DATA SECTION:

# # # #

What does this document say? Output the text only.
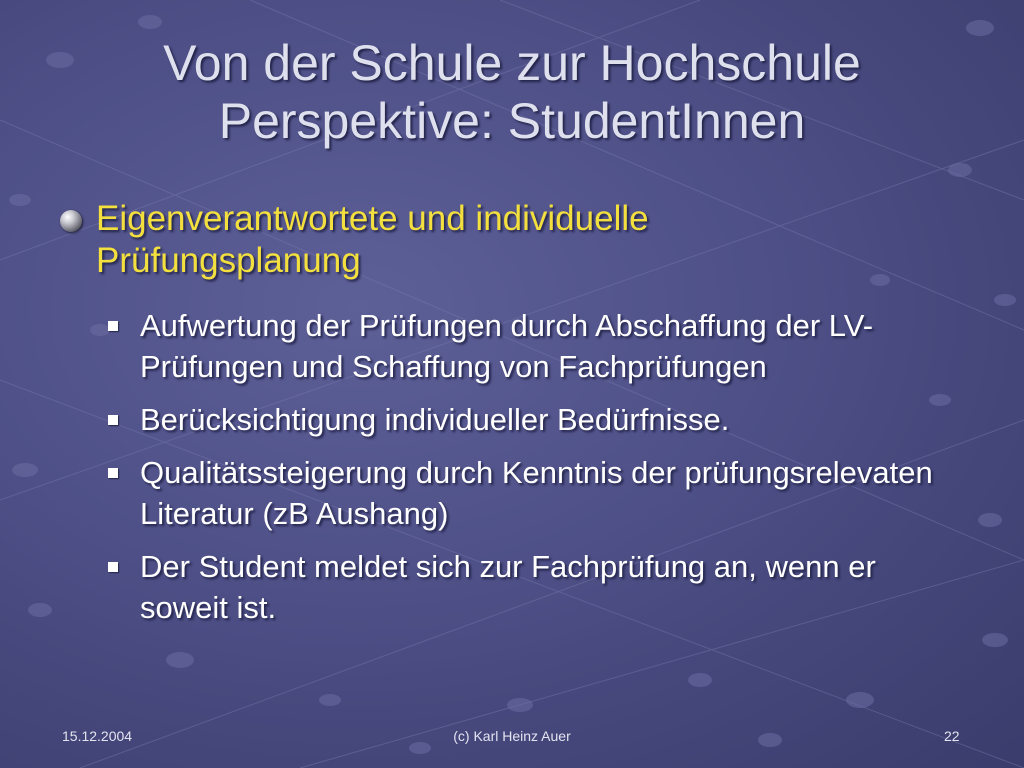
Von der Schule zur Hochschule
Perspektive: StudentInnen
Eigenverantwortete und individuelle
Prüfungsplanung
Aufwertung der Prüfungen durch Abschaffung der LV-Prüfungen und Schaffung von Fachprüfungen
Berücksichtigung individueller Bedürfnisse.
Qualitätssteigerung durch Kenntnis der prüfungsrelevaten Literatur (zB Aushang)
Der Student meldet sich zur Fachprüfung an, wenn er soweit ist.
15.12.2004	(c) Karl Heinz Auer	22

# # # #

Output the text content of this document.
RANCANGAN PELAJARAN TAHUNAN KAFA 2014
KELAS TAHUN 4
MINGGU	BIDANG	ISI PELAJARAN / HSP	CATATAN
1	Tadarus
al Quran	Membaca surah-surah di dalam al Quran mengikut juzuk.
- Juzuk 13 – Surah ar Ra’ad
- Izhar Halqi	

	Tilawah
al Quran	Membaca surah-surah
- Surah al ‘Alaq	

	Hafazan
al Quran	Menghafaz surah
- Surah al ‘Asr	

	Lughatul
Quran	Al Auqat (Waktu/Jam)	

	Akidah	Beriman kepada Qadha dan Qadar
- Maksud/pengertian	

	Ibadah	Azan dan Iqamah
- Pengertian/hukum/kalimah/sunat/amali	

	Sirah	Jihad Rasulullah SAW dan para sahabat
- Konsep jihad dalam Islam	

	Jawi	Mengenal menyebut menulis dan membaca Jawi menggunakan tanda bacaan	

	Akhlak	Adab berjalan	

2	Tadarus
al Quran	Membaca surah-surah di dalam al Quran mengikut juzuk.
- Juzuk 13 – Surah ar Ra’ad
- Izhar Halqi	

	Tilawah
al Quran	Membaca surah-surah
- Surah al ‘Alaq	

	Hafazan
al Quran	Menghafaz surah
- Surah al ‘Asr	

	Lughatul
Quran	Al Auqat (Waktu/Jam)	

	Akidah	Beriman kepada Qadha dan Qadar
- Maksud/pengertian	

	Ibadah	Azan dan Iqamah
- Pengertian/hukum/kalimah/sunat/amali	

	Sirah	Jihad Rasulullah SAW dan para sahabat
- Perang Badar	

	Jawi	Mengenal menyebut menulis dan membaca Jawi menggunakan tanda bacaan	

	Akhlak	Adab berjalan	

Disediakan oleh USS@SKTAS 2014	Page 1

# # # #

PROBLEM DESCRIPTION: Pull every line containing the word "PELAJARAN" out of the material and copy it.

FULL ANSWER:
RANCANGAN PELAJARAN TAHUNAN KAFA 2014
MINGGU	BIDANG	ISI PELAJARAN / HSP	CATATAN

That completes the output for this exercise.